## Records for the task:
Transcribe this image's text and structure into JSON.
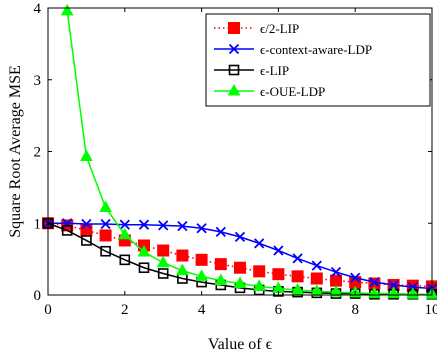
{
  "chart_data": {
    "type": "line",
    "xlabel": "Value of ϵ",
    "ylabel": "Square Root Average MSE",
    "xlim": [
      0,
      10
    ],
    "ylim": [
      0,
      4
    ],
    "xticks": [
      0,
      2,
      4,
      6,
      8,
      10
    ],
    "yticks": [
      0,
      1,
      2,
      3,
      4
    ],
    "grid": false,
    "legend_position": "top-right",
    "series": [
      {
        "name": "ϵ/2-LIP",
        "color": "#ff0000",
        "marker": "square-filled",
        "line": "dotted",
        "x": [
          0,
          0.5,
          1,
          1.5,
          2,
          2.5,
          3,
          3.5,
          4,
          4.5,
          5,
          5.5,
          6,
          6.5,
          7,
          7.5,
          8,
          8.5,
          9,
          9.5,
          10
        ],
        "y": [
          1.0,
          0.97,
          0.9,
          0.83,
          0.76,
          0.69,
          0.62,
          0.55,
          0.49,
          0.43,
          0.38,
          0.33,
          0.29,
          0.26,
          0.23,
          0.2,
          0.18,
          0.16,
          0.14,
          0.13,
          0.12
        ]
      },
      {
        "name": "ϵ-context-aware-LDP",
        "color": "#0000ff",
        "marker": "x",
        "line": "solid",
        "x": [
          0,
          0.5,
          1,
          1.5,
          2,
          2.5,
          3,
          3.5,
          4,
          4.5,
          5,
          5.5,
          6,
          6.5,
          7,
          7.5,
          8,
          8.5,
          9,
          9.5,
          10
        ],
        "y": [
          1.0,
          1.0,
          0.99,
          0.99,
          0.98,
          0.98,
          0.97,
          0.96,
          0.93,
          0.88,
          0.81,
          0.72,
          0.62,
          0.51,
          0.41,
          0.32,
          0.24,
          0.18,
          0.14,
          0.11,
          0.09
        ]
      },
      {
        "name": "ϵ-LIP",
        "color": "#000000",
        "marker": "square-open",
        "line": "solid",
        "x": [
          0,
          0.5,
          1,
          1.5,
          2,
          2.5,
          3,
          3.5,
          4,
          4.5,
          5,
          5.5,
          6,
          6.5,
          7,
          7.5,
          8,
          8.5,
          9,
          9.5,
          10
        ],
        "y": [
          1.0,
          0.9,
          0.76,
          0.61,
          0.49,
          0.38,
          0.3,
          0.23,
          0.18,
          0.14,
          0.1,
          0.07,
          0.05,
          0.04,
          0.03,
          0.02,
          0.02,
          0.01,
          0.01,
          0.01,
          0.01
        ]
      },
      {
        "name": "ϵ-OUE-LDP",
        "color": "#00ff00",
        "marker": "triangle",
        "line": "solid",
        "x": [
          0.5,
          1,
          1.5,
          2,
          2.5,
          3,
          3.5,
          4,
          4.5,
          5,
          5.5,
          6,
          6.5,
          7,
          7.5,
          8,
          8.5,
          9,
          9.5,
          10
        ],
        "y": [
          3.96,
          1.93,
          1.22,
          0.84,
          0.6,
          0.45,
          0.34,
          0.26,
          0.2,
          0.16,
          0.12,
          0.09,
          0.07,
          0.05,
          0.04,
          0.03,
          0.02,
          0.02,
          0.01,
          0.01
        ]
      }
    ]
  }
}
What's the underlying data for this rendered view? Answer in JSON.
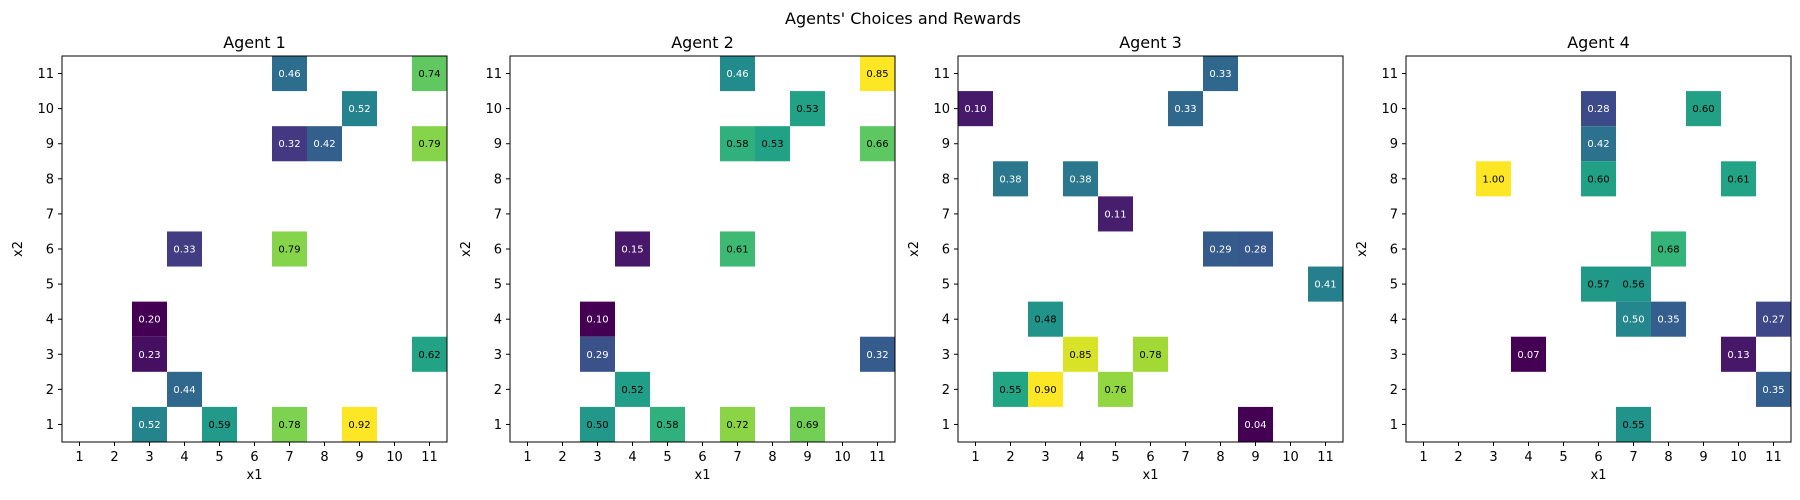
{
  "figure": {
    "title": "Agents' Choices and Rewards"
  },
  "chart_data": [
    {
      "type": "heatmap",
      "title": "Agent 1",
      "xlabel": "x1",
      "ylabel": "x2",
      "x_ticks": [
        1,
        2,
        3,
        4,
        5,
        6,
        7,
        8,
        9,
        10,
        11
      ],
      "y_ticks": [
        1,
        2,
        3,
        4,
        5,
        6,
        7,
        8,
        9,
        10,
        11
      ],
      "points": [
        {
          "x": 7,
          "y": 11,
          "value": 0.46
        },
        {
          "x": 11,
          "y": 11,
          "value": 0.74
        },
        {
          "x": 9,
          "y": 10,
          "value": 0.52
        },
        {
          "x": 7,
          "y": 9,
          "value": 0.32
        },
        {
          "x": 8,
          "y": 9,
          "value": 0.42
        },
        {
          "x": 11,
          "y": 9,
          "value": 0.79
        },
        {
          "x": 4,
          "y": 6,
          "value": 0.33
        },
        {
          "x": 7,
          "y": 6,
          "value": 0.79
        },
        {
          "x": 3,
          "y": 4,
          "value": 0.2
        },
        {
          "x": 3,
          "y": 3,
          "value": 0.23
        },
        {
          "x": 11,
          "y": 3,
          "value": 0.62
        },
        {
          "x": 4,
          "y": 2,
          "value": 0.44
        },
        {
          "x": 3,
          "y": 1,
          "value": 0.52
        },
        {
          "x": 5,
          "y": 1,
          "value": 0.59
        },
        {
          "x": 7,
          "y": 1,
          "value": 0.78
        },
        {
          "x": 9,
          "y": 1,
          "value": 0.92
        }
      ]
    },
    {
      "type": "heatmap",
      "title": "Agent 2",
      "xlabel": "x1",
      "ylabel": "x2",
      "x_ticks": [
        1,
        2,
        3,
        4,
        5,
        6,
        7,
        8,
        9,
        10,
        11
      ],
      "y_ticks": [
        1,
        2,
        3,
        4,
        5,
        6,
        7,
        8,
        9,
        10,
        11
      ],
      "points": [
        {
          "x": 7,
          "y": 11,
          "value": 0.46
        },
        {
          "x": 11,
          "y": 11,
          "value": 0.85
        },
        {
          "x": 9,
          "y": 10,
          "value": 0.53
        },
        {
          "x": 7,
          "y": 9,
          "value": 0.58
        },
        {
          "x": 8,
          "y": 9,
          "value": 0.53
        },
        {
          "x": 11,
          "y": 9,
          "value": 0.66
        },
        {
          "x": 4,
          "y": 6,
          "value": 0.15
        },
        {
          "x": 7,
          "y": 6,
          "value": 0.61
        },
        {
          "x": 3,
          "y": 4,
          "value": 0.1
        },
        {
          "x": 3,
          "y": 3,
          "value": 0.29
        },
        {
          "x": 11,
          "y": 3,
          "value": 0.32
        },
        {
          "x": 4,
          "y": 2,
          "value": 0.52
        },
        {
          "x": 3,
          "y": 1,
          "value": 0.5
        },
        {
          "x": 5,
          "y": 1,
          "value": 0.58
        },
        {
          "x": 7,
          "y": 1,
          "value": 0.72
        },
        {
          "x": 9,
          "y": 1,
          "value": 0.69
        }
      ]
    },
    {
      "type": "heatmap",
      "title": "Agent 3",
      "xlabel": "x1",
      "ylabel": "x2",
      "x_ticks": [
        1,
        2,
        3,
        4,
        5,
        6,
        7,
        8,
        9,
        10,
        11
      ],
      "y_ticks": [
        1,
        2,
        3,
        4,
        5,
        6,
        7,
        8,
        9,
        10,
        11
      ],
      "points": [
        {
          "x": 8,
          "y": 11,
          "value": 0.33
        },
        {
          "x": 1,
          "y": 10,
          "value": 0.1
        },
        {
          "x": 7,
          "y": 10,
          "value": 0.33
        },
        {
          "x": 2,
          "y": 8,
          "value": 0.38
        },
        {
          "x": 4,
          "y": 8,
          "value": 0.38
        },
        {
          "x": 5,
          "y": 7,
          "value": 0.11
        },
        {
          "x": 8,
          "y": 6,
          "value": 0.29
        },
        {
          "x": 9,
          "y": 6,
          "value": 0.28
        },
        {
          "x": 11,
          "y": 5,
          "value": 0.41
        },
        {
          "x": 3,
          "y": 4,
          "value": 0.48
        },
        {
          "x": 4,
          "y": 3,
          "value": 0.85
        },
        {
          "x": 6,
          "y": 3,
          "value": 0.78
        },
        {
          "x": 2,
          "y": 2,
          "value": 0.55
        },
        {
          "x": 3,
          "y": 2,
          "value": 0.9
        },
        {
          "x": 5,
          "y": 2,
          "value": 0.76
        },
        {
          "x": 9,
          "y": 1,
          "value": 0.04
        }
      ]
    },
    {
      "type": "heatmap",
      "title": "Agent 4",
      "xlabel": "x1",
      "ylabel": "x2",
      "x_ticks": [
        1,
        2,
        3,
        4,
        5,
        6,
        7,
        8,
        9,
        10,
        11
      ],
      "y_ticks": [
        1,
        2,
        3,
        4,
        5,
        6,
        7,
        8,
        9,
        10,
        11
      ],
      "points": [
        {
          "x": 6,
          "y": 10,
          "value": 0.28
        },
        {
          "x": 9,
          "y": 10,
          "value": 0.6
        },
        {
          "x": 6,
          "y": 9,
          "value": 0.42
        },
        {
          "x": 3,
          "y": 8,
          "value": 1.0
        },
        {
          "x": 6,
          "y": 8,
          "value": 0.6
        },
        {
          "x": 10,
          "y": 8,
          "value": 0.61
        },
        {
          "x": 8,
          "y": 6,
          "value": 0.68
        },
        {
          "x": 6,
          "y": 5,
          "value": 0.57
        },
        {
          "x": 7,
          "y": 5,
          "value": 0.56
        },
        {
          "x": 7,
          "y": 4,
          "value": 0.5
        },
        {
          "x": 8,
          "y": 4,
          "value": 0.35
        },
        {
          "x": 11,
          "y": 4,
          "value": 0.27
        },
        {
          "x": 4,
          "y": 3,
          "value": 0.07
        },
        {
          "x": 10,
          "y": 3,
          "value": 0.13
        },
        {
          "x": 11,
          "y": 2,
          "value": 0.35
        },
        {
          "x": 7,
          "y": 1,
          "value": 0.55
        }
      ]
    }
  ]
}
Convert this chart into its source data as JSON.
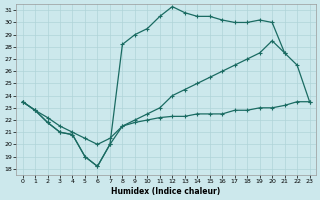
{
  "xlabel": "Humidex (Indice chaleur)",
  "bg_color": "#cce8ec",
  "grid_color": "#b0d4d8",
  "line_color": "#1a6b62",
  "xlim": [
    -0.5,
    23.5
  ],
  "ylim": [
    17.5,
    31.5
  ],
  "xticks": [
    0,
    1,
    2,
    3,
    4,
    5,
    6,
    7,
    8,
    9,
    10,
    11,
    12,
    13,
    14,
    15,
    16,
    17,
    18,
    19,
    20,
    21,
    22,
    23
  ],
  "yticks": [
    18,
    19,
    20,
    21,
    22,
    23,
    24,
    25,
    26,
    27,
    28,
    29,
    30,
    31
  ],
  "line1_x": [
    0,
    1,
    2,
    3,
    4,
    5,
    6,
    7,
    8,
    9,
    10,
    11,
    12,
    13,
    14,
    15,
    16,
    17,
    18,
    19,
    20,
    21
  ],
  "line1_y": [
    23.5,
    22.8,
    21.8,
    21.0,
    20.8,
    19.0,
    18.2,
    20.0,
    28.2,
    29.0,
    29.5,
    30.5,
    31.3,
    30.8,
    30.5,
    30.5,
    30.2,
    30.0,
    30.0,
    30.2,
    30.0,
    27.5
  ],
  "line2_x": [
    0,
    1,
    2,
    3,
    4,
    5,
    6,
    7,
    8,
    9,
    10,
    11,
    12,
    13,
    14,
    15,
    16,
    17,
    18,
    19,
    20,
    21,
    22,
    23
  ],
  "line2_y": [
    23.5,
    22.8,
    22.2,
    21.5,
    21.0,
    20.5,
    20.0,
    20.5,
    21.5,
    22.0,
    22.5,
    23.0,
    24.0,
    24.5,
    25.0,
    25.5,
    26.0,
    26.5,
    27.0,
    27.5,
    28.5,
    27.5,
    26.5,
    23.5
  ],
  "line3_x": [
    0,
    1,
    2,
    3,
    4,
    5,
    6,
    7,
    8,
    9,
    10,
    11,
    12,
    13,
    14,
    15,
    16,
    17,
    18,
    19,
    20,
    21,
    22,
    23
  ],
  "line3_y": [
    23.5,
    22.8,
    21.8,
    21.0,
    20.8,
    19.0,
    18.2,
    20.0,
    21.5,
    21.8,
    22.0,
    22.2,
    22.3,
    22.3,
    22.5,
    22.5,
    22.5,
    22.8,
    22.8,
    23.0,
    23.0,
    23.2,
    23.5,
    23.5
  ]
}
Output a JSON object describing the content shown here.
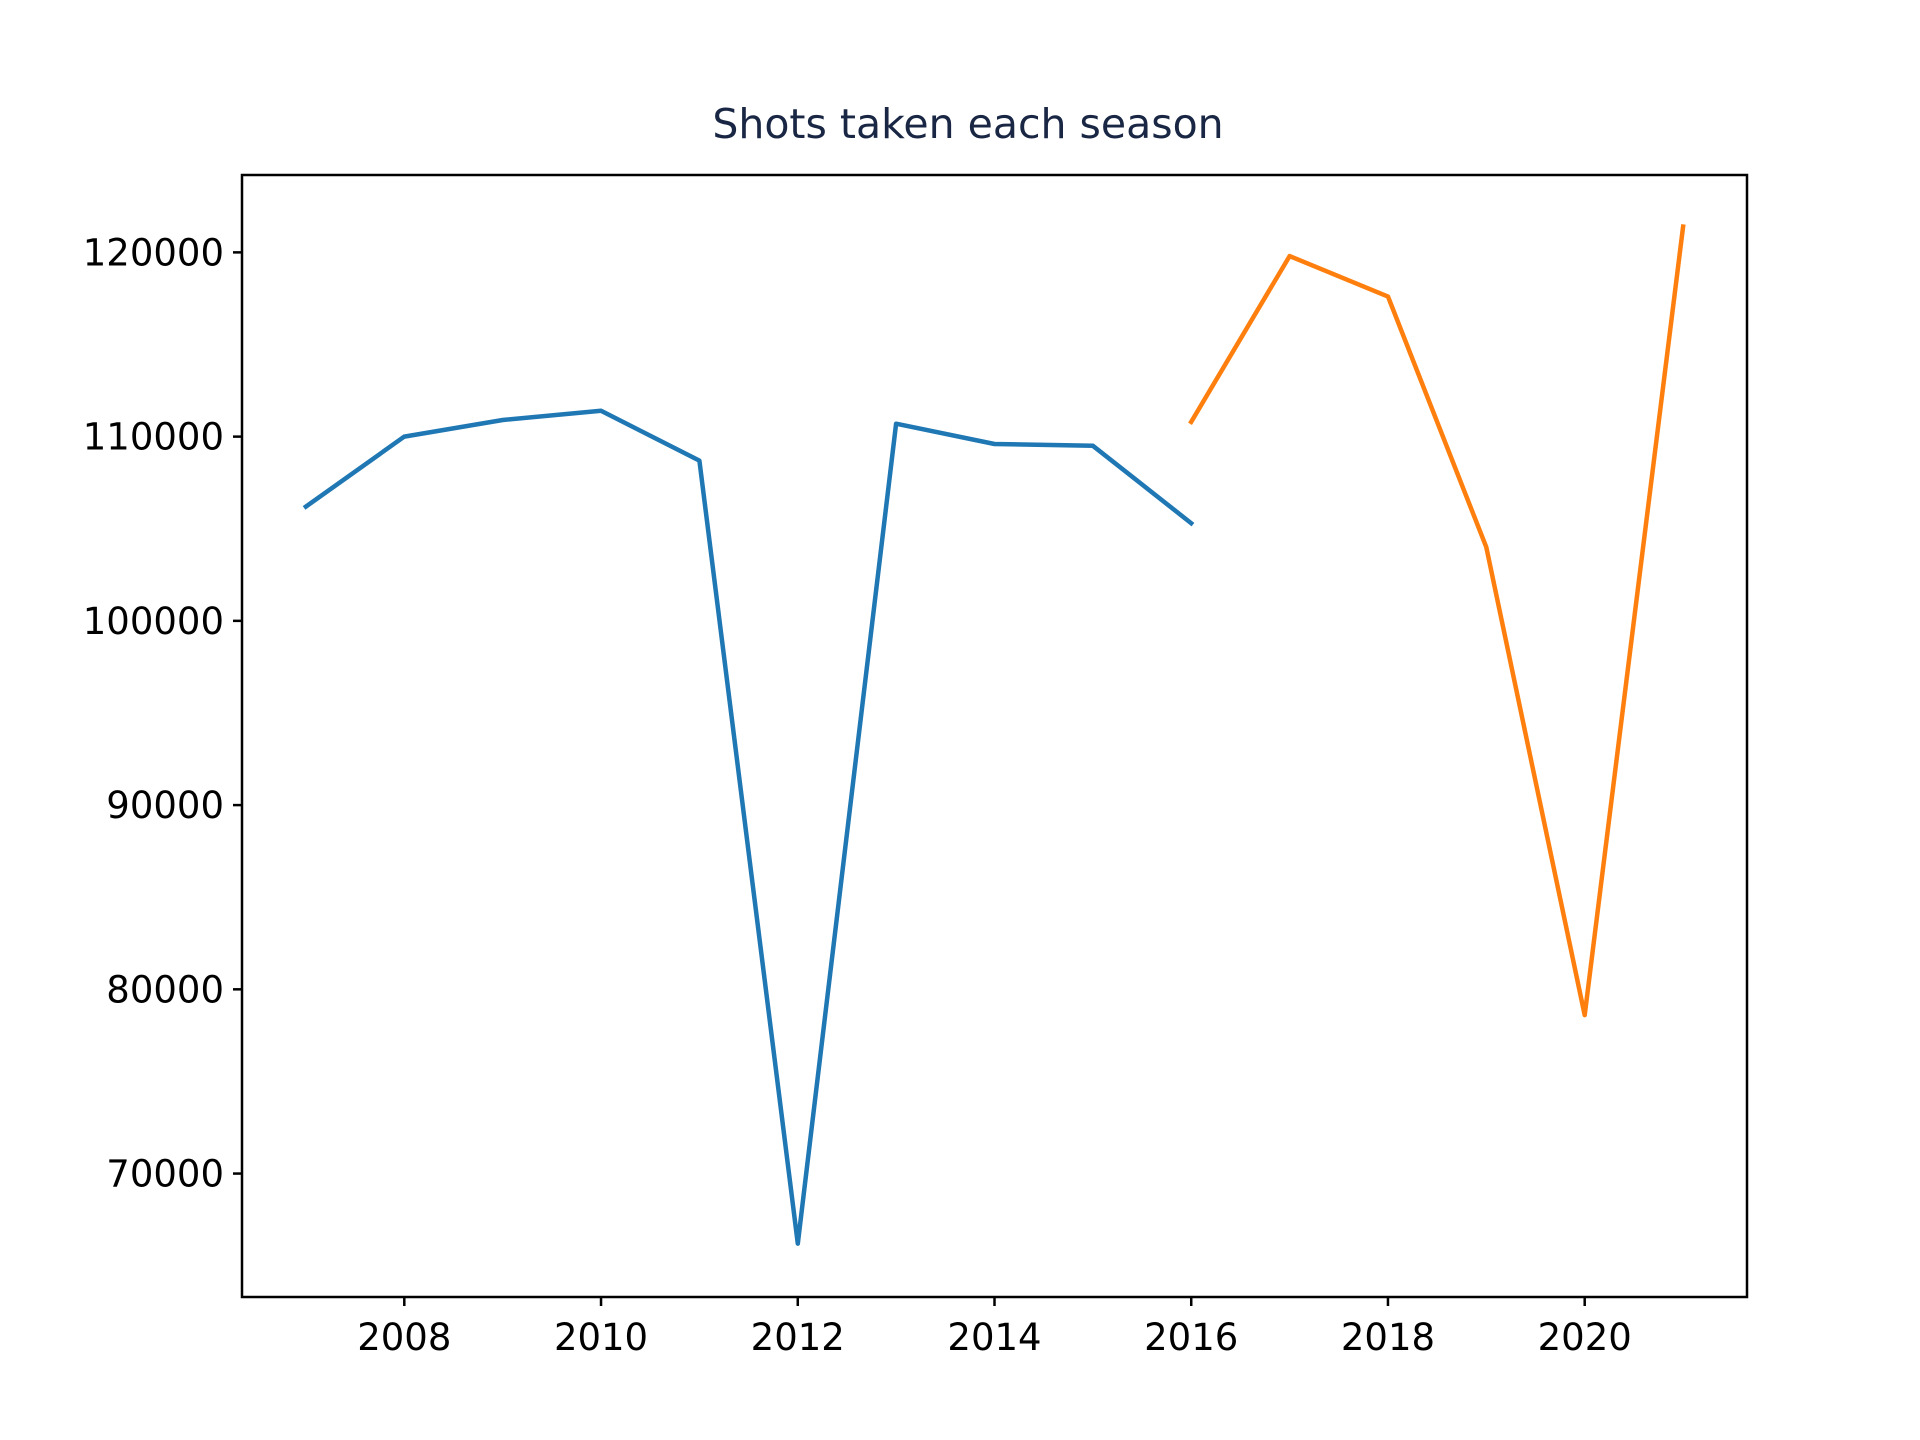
{
  "chart_data": {
    "type": "line",
    "title": "Shots taken each season",
    "xlabel": "",
    "ylabel": "",
    "xlim": [
      2006.35,
      2021.65
    ],
    "ylim": [
      63300,
      124200
    ],
    "xticks": [
      2008,
      2010,
      2012,
      2014,
      2016,
      2018,
      2020
    ],
    "yticks": [
      70000,
      80000,
      90000,
      100000,
      110000,
      120000
    ],
    "grid": false,
    "legend": "none",
    "series": [
      {
        "color": "#1f77b4",
        "x": [
          2007,
          2008,
          2009,
          2010,
          2011,
          2012,
          2013,
          2014,
          2015,
          2016
        ],
        "y": [
          106200,
          110000,
          110900,
          111400,
          108700,
          66200,
          110700,
          109600,
          109500,
          105300
        ]
      },
      {
        "color": "#ff7f0e",
        "x": [
          2016,
          2017,
          2018,
          2019,
          2020,
          2021
        ],
        "y": [
          110800,
          119800,
          117600,
          104000,
          78600,
          121400
        ]
      }
    ]
  },
  "colors": {
    "title": "#1a2744",
    "axes": "#000000",
    "background": "#ffffff"
  }
}
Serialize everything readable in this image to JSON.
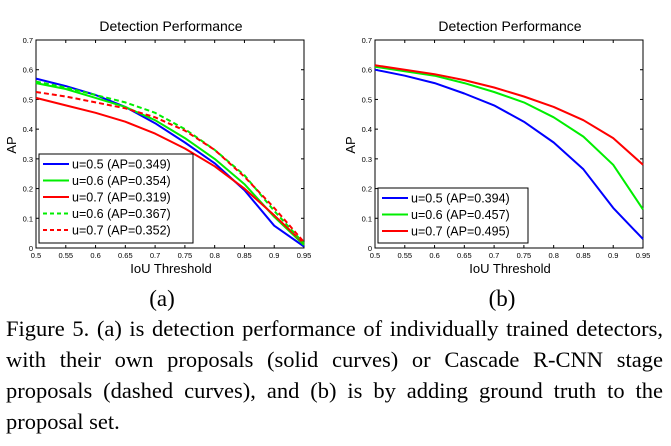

## Task brief:
Copy every line from the records above that contains the word "image".

## Full solution:
Transcribe this image's text and structure into JSON.
Serialize everything readable in this image to JSON.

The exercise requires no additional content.